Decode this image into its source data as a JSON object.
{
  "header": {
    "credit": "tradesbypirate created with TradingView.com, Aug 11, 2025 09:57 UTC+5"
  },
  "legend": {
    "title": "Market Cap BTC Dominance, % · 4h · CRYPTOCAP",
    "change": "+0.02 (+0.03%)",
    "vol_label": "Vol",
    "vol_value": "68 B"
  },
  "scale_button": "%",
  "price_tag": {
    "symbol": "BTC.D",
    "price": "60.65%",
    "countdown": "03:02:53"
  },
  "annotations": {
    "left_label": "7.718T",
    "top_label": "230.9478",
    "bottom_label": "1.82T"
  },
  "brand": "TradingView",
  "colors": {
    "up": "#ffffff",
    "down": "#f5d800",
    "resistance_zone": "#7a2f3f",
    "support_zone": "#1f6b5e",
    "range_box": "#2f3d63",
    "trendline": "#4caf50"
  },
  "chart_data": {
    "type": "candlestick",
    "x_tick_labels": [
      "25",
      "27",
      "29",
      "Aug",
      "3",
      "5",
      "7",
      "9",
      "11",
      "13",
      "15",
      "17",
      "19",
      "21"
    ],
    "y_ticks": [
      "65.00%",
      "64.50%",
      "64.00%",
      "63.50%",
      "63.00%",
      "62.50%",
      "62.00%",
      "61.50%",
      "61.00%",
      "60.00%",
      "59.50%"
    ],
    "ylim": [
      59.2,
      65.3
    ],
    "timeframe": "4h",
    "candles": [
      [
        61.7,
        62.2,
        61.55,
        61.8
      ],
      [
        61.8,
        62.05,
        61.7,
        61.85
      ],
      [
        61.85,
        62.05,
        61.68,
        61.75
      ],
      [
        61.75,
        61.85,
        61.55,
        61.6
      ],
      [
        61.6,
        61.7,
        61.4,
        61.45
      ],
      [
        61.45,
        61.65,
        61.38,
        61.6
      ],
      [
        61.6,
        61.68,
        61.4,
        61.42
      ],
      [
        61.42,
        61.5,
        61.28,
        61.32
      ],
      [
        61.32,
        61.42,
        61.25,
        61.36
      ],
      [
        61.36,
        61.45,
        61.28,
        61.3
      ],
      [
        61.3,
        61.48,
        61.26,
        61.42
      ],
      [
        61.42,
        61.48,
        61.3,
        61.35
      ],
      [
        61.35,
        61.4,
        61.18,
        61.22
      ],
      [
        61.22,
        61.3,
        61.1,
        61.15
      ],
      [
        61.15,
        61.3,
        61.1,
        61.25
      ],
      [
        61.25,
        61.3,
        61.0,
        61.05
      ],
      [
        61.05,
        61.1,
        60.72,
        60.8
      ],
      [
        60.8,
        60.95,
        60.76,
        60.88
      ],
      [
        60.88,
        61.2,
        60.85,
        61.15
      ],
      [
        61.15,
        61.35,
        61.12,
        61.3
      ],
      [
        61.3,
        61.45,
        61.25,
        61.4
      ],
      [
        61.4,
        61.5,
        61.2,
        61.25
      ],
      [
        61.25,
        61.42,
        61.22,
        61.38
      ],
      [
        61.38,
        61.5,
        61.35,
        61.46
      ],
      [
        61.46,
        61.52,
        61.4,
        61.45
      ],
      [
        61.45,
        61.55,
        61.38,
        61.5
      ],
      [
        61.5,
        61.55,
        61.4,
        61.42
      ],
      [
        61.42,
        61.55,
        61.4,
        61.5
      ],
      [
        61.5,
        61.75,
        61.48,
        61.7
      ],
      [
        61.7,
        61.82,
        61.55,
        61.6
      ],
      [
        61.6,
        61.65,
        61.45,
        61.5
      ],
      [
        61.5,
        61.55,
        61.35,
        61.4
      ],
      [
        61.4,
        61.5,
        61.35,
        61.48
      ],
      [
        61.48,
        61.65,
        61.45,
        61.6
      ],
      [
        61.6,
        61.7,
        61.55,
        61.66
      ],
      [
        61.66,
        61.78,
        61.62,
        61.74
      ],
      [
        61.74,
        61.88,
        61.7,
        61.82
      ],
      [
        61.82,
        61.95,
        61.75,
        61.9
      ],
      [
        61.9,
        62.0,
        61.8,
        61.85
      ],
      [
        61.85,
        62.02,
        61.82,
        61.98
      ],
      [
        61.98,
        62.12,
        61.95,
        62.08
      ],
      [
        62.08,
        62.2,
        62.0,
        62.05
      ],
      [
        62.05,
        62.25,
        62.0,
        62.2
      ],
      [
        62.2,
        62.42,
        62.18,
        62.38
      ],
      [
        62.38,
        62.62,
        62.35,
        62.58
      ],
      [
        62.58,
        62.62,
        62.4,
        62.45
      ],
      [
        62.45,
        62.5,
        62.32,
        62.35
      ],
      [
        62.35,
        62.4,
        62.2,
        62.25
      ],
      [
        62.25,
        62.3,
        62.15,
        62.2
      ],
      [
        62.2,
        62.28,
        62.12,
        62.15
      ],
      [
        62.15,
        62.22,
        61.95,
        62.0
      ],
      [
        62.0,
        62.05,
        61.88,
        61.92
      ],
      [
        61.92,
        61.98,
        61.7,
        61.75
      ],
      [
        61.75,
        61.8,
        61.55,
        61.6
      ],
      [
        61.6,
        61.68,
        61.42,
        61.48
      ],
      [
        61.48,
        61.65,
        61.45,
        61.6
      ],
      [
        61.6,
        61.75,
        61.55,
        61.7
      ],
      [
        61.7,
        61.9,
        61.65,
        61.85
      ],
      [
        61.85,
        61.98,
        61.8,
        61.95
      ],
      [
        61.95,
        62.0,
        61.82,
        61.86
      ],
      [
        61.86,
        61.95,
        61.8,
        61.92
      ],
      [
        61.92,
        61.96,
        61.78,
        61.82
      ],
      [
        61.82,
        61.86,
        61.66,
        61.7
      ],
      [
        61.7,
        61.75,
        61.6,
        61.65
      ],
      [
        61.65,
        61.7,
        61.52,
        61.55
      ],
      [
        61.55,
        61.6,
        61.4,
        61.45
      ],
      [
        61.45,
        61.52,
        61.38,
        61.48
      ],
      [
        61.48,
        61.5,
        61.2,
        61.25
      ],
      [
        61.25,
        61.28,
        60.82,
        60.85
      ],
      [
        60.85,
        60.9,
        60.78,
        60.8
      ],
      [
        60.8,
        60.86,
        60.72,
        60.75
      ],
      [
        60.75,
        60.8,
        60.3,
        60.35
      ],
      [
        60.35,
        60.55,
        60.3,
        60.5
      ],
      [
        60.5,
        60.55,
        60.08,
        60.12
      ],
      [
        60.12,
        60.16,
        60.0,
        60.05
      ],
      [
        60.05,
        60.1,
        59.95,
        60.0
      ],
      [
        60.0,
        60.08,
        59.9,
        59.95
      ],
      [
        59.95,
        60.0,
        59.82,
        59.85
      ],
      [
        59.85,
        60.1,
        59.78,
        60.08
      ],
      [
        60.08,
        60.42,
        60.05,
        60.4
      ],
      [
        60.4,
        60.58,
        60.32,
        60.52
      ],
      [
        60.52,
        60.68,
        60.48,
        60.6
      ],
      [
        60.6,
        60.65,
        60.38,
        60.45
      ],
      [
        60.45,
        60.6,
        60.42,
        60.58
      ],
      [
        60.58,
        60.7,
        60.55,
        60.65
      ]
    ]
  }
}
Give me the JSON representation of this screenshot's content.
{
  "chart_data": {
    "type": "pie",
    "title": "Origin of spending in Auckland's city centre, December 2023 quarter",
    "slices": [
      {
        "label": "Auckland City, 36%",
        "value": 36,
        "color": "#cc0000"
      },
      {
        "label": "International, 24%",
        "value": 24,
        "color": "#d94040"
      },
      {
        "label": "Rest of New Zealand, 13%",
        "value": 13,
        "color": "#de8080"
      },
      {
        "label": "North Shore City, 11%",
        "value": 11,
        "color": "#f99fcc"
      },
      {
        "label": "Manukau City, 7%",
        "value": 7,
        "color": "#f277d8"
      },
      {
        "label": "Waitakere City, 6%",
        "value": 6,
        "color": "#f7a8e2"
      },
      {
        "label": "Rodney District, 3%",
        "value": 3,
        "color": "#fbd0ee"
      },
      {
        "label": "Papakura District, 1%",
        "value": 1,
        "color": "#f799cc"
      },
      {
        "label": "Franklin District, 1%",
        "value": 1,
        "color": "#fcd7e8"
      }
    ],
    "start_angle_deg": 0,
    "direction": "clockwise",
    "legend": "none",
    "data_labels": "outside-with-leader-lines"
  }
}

* * *

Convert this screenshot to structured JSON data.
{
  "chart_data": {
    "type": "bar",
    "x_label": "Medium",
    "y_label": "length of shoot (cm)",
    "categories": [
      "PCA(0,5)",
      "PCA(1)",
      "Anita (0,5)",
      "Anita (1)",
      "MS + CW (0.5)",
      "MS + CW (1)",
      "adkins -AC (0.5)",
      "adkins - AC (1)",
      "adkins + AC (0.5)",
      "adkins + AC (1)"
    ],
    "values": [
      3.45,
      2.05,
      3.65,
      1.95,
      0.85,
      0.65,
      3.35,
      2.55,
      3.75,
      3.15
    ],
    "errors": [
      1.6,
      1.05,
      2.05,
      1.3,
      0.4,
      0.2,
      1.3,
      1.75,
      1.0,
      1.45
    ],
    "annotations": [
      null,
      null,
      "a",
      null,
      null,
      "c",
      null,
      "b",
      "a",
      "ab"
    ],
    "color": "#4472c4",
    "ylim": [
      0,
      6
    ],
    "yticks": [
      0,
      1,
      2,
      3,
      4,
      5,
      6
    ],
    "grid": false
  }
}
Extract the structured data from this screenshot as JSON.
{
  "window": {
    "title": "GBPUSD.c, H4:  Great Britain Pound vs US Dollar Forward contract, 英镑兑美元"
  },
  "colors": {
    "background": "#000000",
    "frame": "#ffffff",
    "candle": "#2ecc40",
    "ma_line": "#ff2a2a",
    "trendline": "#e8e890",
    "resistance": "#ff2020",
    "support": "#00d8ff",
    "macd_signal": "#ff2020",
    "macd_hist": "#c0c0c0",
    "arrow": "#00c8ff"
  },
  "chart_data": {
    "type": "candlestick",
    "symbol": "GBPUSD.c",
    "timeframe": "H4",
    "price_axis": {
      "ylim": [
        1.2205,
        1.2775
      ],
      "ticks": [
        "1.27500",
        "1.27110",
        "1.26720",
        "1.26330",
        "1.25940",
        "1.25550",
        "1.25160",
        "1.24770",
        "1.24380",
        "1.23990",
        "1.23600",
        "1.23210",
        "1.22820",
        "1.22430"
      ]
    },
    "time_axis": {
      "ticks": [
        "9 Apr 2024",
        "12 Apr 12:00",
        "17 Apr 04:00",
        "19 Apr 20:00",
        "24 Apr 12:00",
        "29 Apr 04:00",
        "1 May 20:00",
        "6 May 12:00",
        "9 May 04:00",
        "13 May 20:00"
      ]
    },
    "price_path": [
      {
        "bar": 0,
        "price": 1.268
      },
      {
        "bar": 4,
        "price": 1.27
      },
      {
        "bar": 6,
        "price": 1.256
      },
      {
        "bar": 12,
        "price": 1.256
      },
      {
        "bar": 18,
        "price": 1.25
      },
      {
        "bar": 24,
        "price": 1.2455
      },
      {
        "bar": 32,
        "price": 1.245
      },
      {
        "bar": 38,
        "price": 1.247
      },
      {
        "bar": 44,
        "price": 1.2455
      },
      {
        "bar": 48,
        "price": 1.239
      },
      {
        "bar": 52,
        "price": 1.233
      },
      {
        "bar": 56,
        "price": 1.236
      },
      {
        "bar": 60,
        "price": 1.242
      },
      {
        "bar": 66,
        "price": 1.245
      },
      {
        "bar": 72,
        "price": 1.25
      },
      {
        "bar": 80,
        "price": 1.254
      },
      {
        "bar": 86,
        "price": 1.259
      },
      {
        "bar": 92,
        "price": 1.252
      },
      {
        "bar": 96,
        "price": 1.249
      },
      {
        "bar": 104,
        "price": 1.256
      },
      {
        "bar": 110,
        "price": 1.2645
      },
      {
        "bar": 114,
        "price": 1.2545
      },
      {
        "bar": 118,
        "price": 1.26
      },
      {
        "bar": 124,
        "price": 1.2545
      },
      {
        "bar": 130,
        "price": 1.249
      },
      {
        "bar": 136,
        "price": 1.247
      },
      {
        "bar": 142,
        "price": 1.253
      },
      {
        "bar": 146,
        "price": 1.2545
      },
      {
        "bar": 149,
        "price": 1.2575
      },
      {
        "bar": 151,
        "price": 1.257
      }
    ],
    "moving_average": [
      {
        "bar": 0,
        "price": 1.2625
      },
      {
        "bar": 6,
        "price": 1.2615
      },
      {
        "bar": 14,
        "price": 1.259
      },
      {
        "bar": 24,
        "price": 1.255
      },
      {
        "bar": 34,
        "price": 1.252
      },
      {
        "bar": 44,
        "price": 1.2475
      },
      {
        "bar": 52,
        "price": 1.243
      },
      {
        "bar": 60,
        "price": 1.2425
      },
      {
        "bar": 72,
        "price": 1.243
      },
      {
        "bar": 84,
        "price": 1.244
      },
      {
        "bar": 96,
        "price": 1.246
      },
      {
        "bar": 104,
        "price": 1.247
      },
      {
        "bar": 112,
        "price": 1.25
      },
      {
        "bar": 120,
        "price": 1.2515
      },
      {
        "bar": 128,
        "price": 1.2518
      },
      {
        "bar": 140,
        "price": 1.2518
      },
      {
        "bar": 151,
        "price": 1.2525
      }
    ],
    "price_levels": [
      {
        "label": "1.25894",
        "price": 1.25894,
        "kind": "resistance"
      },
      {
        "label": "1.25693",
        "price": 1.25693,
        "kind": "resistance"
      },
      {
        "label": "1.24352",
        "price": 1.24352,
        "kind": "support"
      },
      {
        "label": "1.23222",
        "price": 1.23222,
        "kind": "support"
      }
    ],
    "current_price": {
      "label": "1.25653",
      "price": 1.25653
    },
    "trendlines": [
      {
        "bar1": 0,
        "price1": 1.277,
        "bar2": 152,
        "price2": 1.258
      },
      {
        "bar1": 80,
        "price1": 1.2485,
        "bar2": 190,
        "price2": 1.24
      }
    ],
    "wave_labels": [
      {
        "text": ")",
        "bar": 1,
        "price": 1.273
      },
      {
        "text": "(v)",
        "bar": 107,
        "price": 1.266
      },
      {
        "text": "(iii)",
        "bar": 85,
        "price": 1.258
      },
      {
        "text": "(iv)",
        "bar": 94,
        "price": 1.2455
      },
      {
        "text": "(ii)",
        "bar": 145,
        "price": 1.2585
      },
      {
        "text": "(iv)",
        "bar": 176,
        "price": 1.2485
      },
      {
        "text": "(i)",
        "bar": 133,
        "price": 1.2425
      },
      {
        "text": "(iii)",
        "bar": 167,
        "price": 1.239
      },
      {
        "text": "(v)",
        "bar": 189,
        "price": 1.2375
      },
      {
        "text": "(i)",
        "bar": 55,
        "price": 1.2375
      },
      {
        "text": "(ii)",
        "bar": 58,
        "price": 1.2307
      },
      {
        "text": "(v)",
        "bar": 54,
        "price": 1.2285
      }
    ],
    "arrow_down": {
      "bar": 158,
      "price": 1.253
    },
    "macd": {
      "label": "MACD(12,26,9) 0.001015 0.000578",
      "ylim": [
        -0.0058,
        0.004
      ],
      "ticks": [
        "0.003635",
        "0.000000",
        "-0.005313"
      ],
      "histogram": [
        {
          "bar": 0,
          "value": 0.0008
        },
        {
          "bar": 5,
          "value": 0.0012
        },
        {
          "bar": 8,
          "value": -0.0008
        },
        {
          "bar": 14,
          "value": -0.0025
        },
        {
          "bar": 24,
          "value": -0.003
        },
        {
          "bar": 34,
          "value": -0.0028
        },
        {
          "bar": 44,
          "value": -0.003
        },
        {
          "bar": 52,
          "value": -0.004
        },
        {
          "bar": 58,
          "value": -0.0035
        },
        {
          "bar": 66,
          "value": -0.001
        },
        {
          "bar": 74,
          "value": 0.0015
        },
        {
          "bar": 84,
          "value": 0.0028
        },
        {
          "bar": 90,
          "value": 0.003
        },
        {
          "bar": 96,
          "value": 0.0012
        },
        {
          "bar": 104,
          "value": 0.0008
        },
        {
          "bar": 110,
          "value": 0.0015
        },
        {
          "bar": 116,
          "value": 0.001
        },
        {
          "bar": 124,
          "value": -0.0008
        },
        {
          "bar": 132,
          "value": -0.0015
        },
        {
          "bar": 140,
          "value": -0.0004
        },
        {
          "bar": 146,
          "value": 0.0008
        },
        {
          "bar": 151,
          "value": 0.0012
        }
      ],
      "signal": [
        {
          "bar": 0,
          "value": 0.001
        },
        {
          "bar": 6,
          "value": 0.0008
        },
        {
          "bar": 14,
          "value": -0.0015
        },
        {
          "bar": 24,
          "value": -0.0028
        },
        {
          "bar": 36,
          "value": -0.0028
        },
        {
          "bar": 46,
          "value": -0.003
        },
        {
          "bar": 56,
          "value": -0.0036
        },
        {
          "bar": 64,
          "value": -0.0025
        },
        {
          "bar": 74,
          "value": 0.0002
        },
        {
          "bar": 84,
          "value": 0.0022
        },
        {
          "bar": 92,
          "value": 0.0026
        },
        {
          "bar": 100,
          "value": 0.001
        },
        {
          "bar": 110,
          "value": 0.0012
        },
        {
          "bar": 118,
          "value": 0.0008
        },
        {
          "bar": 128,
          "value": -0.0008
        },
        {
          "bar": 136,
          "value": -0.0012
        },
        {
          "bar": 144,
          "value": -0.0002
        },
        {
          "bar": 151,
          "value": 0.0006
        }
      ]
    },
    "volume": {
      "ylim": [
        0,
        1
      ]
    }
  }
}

...

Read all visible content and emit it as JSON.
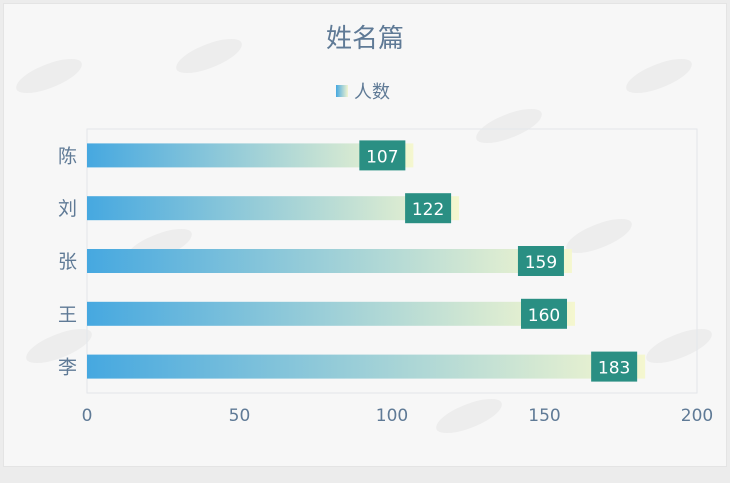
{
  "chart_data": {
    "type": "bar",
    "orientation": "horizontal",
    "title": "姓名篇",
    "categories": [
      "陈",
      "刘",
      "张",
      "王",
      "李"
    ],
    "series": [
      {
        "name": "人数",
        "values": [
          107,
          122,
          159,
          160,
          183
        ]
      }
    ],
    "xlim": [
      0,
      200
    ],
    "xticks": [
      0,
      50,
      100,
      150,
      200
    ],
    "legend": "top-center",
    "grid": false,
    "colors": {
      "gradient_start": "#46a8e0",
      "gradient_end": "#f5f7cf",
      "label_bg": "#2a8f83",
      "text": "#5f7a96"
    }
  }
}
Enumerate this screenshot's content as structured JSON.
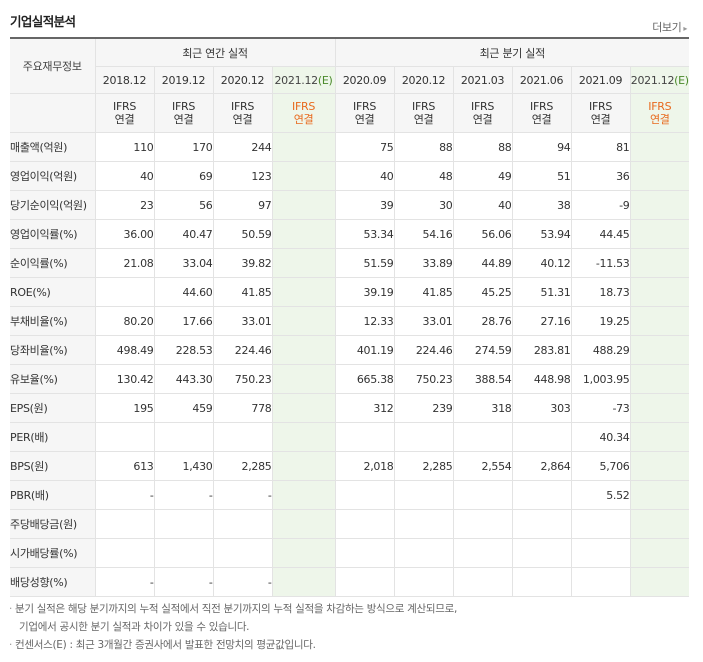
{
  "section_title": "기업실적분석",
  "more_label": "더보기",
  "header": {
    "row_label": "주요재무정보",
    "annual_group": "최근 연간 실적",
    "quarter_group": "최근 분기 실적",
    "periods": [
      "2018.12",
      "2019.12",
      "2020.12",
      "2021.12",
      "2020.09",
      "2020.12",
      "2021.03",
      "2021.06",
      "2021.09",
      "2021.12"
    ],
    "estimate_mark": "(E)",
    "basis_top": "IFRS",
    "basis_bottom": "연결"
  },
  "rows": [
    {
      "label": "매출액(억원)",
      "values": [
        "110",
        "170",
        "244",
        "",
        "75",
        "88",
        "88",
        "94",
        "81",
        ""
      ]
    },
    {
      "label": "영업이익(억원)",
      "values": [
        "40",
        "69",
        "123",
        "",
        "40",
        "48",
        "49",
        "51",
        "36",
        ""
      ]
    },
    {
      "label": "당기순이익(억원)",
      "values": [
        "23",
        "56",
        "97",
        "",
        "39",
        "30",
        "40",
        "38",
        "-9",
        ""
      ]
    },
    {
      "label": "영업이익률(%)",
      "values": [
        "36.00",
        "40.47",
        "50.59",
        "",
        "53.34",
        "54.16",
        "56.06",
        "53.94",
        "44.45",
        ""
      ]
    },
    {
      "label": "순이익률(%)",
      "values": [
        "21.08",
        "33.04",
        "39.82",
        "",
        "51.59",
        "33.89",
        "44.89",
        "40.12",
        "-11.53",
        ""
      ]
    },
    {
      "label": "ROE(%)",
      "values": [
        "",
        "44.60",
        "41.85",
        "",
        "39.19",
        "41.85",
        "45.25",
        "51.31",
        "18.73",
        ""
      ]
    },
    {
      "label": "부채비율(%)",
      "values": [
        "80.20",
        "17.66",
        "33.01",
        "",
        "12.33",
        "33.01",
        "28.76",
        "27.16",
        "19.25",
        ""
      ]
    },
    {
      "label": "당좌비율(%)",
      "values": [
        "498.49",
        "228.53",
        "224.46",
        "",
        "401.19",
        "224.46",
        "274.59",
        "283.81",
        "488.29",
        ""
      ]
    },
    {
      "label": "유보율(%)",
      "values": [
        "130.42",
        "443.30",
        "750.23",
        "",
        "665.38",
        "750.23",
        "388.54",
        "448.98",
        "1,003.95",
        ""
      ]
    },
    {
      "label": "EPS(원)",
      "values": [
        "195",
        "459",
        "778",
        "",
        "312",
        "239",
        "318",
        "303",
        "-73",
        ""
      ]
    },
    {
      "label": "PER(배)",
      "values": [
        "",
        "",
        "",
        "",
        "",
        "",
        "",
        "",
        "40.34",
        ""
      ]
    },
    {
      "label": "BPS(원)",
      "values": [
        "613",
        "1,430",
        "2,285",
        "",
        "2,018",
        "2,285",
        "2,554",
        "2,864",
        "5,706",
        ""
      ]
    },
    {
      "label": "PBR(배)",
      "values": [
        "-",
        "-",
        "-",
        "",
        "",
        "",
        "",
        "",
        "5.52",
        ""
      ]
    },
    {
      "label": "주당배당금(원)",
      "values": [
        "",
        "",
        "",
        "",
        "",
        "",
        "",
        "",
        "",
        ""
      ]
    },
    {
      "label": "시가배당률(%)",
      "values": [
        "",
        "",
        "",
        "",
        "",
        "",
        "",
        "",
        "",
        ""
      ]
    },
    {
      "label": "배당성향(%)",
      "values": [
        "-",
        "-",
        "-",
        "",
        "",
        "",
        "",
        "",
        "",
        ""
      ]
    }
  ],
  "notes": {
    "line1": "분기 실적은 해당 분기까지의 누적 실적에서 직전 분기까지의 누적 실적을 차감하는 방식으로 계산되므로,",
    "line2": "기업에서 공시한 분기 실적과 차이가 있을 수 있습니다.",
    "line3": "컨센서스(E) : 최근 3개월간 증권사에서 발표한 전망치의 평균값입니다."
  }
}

WHAT YOU HAVE TO DO: Answer only with how many lines in the records include "GBPUSD".

THE RESPONSE: 2